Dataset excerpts

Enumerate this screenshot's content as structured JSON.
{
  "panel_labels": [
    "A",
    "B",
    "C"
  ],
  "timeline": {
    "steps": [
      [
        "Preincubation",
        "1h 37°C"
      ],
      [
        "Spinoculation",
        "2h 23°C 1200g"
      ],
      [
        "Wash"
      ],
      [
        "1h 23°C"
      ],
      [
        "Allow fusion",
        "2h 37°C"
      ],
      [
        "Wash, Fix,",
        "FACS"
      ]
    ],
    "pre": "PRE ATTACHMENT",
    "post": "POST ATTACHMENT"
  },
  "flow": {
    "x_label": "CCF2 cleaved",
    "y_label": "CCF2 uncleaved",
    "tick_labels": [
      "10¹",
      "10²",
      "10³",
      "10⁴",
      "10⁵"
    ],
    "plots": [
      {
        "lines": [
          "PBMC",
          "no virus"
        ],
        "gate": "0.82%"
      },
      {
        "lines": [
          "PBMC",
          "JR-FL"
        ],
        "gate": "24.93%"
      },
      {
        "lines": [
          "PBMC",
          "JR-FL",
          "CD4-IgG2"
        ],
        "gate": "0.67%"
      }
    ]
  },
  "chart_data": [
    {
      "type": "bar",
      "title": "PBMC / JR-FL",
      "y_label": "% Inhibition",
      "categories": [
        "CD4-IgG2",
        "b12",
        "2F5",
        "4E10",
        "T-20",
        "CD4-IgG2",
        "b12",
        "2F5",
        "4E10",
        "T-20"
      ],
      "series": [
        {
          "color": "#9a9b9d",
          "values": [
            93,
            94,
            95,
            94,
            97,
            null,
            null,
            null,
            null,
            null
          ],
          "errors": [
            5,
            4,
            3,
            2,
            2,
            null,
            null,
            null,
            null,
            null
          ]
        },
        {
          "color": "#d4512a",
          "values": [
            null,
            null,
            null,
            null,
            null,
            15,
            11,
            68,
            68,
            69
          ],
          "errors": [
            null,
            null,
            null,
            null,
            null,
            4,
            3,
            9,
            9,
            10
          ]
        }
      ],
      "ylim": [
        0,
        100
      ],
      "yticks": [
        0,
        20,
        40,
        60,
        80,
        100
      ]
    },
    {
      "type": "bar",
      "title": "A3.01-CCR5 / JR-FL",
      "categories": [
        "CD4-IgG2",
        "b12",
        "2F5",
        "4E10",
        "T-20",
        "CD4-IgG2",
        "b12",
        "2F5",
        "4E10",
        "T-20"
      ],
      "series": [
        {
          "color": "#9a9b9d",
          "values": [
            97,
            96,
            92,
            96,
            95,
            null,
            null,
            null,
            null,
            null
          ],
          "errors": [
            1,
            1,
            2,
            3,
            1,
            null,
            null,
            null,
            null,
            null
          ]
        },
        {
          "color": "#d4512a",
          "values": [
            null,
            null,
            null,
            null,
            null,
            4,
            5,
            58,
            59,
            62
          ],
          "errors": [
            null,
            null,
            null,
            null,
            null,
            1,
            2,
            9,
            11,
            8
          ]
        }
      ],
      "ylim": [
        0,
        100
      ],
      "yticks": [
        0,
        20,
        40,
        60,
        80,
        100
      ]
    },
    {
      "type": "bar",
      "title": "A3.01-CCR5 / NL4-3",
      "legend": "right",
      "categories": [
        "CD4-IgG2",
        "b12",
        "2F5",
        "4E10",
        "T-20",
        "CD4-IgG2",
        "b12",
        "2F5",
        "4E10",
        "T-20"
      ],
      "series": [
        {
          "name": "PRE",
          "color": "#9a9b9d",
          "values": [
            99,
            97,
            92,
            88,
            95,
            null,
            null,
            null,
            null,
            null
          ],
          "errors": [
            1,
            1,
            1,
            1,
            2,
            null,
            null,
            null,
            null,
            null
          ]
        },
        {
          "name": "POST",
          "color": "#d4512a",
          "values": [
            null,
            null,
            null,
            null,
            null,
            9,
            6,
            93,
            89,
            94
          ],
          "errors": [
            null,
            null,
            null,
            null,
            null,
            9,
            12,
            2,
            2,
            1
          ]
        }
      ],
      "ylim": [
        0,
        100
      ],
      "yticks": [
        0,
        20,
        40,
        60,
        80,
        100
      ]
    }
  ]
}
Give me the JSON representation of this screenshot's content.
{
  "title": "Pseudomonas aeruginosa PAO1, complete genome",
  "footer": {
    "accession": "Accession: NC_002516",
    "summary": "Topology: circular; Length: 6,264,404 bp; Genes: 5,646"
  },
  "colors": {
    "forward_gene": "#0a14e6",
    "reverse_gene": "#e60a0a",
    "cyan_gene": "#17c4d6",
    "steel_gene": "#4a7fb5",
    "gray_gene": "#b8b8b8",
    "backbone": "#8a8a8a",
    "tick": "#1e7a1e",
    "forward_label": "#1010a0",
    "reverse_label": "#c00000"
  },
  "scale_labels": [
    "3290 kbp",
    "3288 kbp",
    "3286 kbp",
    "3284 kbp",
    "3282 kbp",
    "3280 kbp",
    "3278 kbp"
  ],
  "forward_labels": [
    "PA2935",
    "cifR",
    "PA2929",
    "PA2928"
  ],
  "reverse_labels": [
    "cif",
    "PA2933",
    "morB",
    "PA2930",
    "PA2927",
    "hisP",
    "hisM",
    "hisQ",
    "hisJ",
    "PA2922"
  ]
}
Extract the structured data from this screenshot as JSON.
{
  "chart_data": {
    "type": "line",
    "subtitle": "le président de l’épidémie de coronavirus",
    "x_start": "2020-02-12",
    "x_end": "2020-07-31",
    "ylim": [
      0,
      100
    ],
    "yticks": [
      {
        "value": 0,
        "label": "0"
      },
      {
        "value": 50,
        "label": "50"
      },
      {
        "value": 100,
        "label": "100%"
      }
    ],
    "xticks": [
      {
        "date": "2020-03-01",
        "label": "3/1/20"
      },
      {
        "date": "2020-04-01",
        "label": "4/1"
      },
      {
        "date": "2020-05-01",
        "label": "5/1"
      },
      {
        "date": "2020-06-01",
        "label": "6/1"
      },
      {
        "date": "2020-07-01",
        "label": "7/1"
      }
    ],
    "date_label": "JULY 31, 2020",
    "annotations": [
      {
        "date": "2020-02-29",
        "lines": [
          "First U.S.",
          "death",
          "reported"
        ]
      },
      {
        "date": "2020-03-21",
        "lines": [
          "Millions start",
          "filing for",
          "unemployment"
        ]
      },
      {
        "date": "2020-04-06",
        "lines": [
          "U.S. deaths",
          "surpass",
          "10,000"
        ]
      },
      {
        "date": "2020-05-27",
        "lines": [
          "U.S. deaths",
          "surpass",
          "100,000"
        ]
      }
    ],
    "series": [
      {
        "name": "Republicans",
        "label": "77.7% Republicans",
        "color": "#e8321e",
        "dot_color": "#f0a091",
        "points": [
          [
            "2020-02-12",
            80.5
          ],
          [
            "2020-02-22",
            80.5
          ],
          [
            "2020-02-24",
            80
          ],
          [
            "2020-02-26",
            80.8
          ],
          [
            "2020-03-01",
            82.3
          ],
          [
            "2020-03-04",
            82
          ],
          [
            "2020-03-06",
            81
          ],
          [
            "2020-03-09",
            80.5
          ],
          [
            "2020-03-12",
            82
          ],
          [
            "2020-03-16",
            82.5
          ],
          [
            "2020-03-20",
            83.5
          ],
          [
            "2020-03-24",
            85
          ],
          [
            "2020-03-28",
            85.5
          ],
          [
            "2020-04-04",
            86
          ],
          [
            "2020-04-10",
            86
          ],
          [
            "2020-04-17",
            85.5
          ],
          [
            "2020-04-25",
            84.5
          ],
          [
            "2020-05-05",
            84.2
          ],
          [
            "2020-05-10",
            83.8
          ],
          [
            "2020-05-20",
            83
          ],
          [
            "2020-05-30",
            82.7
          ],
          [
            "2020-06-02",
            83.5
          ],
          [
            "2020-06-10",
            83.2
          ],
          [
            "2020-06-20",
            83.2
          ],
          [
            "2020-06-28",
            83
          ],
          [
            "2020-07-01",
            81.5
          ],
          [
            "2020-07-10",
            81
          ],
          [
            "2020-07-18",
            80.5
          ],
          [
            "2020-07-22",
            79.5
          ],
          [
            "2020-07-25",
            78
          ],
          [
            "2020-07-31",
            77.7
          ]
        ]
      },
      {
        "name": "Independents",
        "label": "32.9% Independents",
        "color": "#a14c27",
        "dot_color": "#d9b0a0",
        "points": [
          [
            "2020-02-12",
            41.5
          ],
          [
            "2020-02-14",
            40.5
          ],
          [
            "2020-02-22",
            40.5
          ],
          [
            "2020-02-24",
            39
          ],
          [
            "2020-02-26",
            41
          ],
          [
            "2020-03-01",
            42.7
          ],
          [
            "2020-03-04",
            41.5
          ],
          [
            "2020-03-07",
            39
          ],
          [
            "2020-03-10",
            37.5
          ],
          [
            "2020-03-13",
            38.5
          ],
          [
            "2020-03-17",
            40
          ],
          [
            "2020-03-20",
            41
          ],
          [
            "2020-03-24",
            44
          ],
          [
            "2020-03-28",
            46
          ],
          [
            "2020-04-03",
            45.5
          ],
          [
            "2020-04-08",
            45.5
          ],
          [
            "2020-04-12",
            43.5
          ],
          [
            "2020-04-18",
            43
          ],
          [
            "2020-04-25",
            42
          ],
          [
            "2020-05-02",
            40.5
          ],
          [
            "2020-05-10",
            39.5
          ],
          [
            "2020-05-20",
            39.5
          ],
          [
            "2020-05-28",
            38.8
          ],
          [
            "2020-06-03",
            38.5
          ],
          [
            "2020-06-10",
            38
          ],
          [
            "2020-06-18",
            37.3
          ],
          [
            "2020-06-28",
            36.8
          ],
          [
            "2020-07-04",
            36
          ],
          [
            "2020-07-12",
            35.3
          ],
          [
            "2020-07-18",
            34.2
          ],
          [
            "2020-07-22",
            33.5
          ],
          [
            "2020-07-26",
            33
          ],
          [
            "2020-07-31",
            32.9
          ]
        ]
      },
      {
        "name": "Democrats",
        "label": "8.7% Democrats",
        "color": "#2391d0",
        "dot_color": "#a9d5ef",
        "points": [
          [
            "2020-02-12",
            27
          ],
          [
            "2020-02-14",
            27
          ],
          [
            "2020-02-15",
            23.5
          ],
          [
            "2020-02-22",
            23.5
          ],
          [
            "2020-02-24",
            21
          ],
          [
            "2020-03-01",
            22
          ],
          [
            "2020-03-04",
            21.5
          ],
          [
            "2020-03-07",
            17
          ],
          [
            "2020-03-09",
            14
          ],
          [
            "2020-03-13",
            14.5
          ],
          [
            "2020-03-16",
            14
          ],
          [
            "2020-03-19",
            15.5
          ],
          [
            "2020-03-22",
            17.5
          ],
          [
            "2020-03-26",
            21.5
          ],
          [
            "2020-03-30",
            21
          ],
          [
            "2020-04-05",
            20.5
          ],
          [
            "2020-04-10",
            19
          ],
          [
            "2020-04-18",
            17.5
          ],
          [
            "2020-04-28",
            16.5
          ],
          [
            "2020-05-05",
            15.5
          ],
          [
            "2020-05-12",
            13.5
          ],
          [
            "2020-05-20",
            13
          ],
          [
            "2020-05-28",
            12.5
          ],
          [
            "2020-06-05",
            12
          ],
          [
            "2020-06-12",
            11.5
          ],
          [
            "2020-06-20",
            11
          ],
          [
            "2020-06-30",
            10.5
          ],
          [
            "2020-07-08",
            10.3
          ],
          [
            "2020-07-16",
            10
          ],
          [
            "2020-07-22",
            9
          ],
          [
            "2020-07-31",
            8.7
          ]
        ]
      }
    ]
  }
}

Task goal: All lines with the word "screenshot" are needed; pull them from the entries and copy each.

Exercise answer:
Enumerate this screenshot's content as structured JSON.
Give me the JSON representation of this screenshot's content.
Extract the structured data from this screenshot as JSON.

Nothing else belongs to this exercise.